**BRIEF**
Copy out every line that contains the word "label".

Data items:
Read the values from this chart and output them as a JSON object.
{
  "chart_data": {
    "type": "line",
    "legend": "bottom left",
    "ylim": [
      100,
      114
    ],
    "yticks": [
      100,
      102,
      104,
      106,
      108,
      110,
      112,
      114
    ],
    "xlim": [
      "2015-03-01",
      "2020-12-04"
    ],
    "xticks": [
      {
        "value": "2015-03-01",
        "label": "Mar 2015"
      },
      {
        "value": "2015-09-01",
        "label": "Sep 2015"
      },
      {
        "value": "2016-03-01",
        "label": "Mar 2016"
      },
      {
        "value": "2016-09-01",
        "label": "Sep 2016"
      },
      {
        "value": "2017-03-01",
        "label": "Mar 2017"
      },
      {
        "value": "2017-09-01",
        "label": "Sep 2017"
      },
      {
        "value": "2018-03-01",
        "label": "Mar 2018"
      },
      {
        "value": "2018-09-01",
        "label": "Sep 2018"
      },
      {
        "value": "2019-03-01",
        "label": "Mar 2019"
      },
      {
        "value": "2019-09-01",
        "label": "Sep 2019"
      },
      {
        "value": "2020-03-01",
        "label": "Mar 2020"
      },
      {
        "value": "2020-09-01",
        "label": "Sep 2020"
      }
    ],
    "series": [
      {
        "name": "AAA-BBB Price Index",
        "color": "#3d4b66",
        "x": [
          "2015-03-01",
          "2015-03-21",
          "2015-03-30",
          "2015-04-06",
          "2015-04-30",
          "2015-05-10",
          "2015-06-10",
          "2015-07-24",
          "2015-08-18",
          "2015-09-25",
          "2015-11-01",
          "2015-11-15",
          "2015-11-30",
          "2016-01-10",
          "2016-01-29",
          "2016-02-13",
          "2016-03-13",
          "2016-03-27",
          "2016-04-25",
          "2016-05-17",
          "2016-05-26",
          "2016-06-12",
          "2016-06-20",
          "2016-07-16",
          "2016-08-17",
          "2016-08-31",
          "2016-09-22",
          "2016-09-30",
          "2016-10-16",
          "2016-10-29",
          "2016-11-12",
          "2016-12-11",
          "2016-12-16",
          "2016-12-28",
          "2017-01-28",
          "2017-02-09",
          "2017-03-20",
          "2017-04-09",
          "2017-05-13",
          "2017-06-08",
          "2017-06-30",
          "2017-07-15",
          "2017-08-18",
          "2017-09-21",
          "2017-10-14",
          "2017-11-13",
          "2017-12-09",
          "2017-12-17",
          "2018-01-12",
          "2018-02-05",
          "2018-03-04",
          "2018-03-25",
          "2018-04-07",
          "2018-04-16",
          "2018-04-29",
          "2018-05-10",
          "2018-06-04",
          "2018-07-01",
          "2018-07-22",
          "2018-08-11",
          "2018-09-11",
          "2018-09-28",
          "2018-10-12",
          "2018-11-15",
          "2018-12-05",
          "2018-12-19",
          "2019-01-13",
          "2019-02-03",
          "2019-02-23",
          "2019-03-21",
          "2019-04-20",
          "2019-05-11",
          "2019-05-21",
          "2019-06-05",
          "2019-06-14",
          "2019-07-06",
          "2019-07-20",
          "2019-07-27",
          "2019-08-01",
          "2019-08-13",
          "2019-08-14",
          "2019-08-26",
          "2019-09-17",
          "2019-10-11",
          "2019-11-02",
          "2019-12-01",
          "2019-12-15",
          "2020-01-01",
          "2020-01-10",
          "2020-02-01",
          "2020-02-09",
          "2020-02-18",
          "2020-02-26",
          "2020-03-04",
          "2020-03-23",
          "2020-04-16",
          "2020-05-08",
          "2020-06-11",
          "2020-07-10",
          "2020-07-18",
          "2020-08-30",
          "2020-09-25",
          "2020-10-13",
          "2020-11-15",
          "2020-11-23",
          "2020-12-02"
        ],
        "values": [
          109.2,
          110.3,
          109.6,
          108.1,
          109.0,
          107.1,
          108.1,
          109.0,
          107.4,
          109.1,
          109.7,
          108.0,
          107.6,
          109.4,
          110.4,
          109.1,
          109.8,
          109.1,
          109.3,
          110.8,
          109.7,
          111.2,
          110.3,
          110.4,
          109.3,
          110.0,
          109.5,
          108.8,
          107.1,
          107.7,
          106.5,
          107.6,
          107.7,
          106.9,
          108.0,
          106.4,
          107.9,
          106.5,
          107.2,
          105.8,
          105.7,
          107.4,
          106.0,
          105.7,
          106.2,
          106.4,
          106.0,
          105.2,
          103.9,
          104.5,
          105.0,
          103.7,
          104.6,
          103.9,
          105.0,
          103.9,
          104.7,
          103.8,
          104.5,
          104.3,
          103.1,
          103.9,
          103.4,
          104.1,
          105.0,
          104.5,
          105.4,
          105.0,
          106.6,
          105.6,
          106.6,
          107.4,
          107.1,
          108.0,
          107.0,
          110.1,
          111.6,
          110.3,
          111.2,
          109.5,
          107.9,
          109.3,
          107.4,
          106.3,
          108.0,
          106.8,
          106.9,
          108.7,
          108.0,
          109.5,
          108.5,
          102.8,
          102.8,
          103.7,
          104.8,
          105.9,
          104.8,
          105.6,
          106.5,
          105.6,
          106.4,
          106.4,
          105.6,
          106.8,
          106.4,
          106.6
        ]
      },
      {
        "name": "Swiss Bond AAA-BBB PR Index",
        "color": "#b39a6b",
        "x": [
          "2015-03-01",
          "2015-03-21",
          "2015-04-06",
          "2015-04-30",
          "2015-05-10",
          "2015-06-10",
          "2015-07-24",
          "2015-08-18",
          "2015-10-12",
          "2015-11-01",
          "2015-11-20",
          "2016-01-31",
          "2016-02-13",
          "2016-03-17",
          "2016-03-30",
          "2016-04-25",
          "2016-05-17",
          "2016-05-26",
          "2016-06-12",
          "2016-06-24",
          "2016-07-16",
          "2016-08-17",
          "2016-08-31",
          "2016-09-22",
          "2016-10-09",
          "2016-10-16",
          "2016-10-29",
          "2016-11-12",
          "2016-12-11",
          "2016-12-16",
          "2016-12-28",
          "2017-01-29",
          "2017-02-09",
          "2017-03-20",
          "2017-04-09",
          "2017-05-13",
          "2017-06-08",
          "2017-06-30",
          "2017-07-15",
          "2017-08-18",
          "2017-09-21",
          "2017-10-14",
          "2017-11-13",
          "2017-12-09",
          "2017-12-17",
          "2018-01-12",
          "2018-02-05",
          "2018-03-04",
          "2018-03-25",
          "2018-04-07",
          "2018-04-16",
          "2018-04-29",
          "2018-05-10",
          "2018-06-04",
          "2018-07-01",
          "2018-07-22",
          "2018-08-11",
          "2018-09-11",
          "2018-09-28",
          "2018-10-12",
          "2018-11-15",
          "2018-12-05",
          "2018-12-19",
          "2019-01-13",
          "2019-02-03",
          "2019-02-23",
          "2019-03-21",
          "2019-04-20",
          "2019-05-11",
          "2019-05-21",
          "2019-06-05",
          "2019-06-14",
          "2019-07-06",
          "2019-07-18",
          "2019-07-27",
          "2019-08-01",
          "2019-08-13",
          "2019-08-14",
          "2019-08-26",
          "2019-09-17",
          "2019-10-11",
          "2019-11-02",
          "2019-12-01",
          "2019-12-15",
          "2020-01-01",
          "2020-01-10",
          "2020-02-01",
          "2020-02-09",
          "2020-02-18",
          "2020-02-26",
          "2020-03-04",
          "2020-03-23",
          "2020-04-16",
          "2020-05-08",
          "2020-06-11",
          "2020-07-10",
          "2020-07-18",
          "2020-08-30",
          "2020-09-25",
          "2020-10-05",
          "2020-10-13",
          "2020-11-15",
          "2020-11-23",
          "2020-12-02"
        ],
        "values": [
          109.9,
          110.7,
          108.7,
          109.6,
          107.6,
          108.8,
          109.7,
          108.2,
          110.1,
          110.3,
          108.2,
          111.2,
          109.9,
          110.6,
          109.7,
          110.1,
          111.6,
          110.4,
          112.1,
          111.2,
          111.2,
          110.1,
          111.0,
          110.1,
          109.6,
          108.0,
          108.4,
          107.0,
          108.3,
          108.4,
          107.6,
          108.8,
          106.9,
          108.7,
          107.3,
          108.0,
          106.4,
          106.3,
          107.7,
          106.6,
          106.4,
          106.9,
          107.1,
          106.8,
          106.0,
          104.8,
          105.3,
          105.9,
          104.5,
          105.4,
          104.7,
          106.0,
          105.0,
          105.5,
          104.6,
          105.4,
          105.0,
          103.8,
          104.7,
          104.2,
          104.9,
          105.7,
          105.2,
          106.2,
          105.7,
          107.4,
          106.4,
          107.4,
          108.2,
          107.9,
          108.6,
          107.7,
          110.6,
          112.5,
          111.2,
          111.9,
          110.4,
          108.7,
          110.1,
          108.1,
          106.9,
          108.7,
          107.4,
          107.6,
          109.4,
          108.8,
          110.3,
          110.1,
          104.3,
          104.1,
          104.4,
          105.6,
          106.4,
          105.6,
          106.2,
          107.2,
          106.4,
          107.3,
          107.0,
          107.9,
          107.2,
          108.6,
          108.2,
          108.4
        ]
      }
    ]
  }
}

**OUTPUT**
        "label": "Mar 2015"
        "label": "Sep 2015"
        "label": "Mar 2016"
        "label": "Sep 2016"
        "label": "Mar 2017"
        "label": "Sep 2017"
        "label": "Mar 2018"
        "label": "Sep 2018"
        "label": "Mar 2019"
        "label": "Sep 2019"
        "label": "Mar 2020"
        "label": "Sep 2020"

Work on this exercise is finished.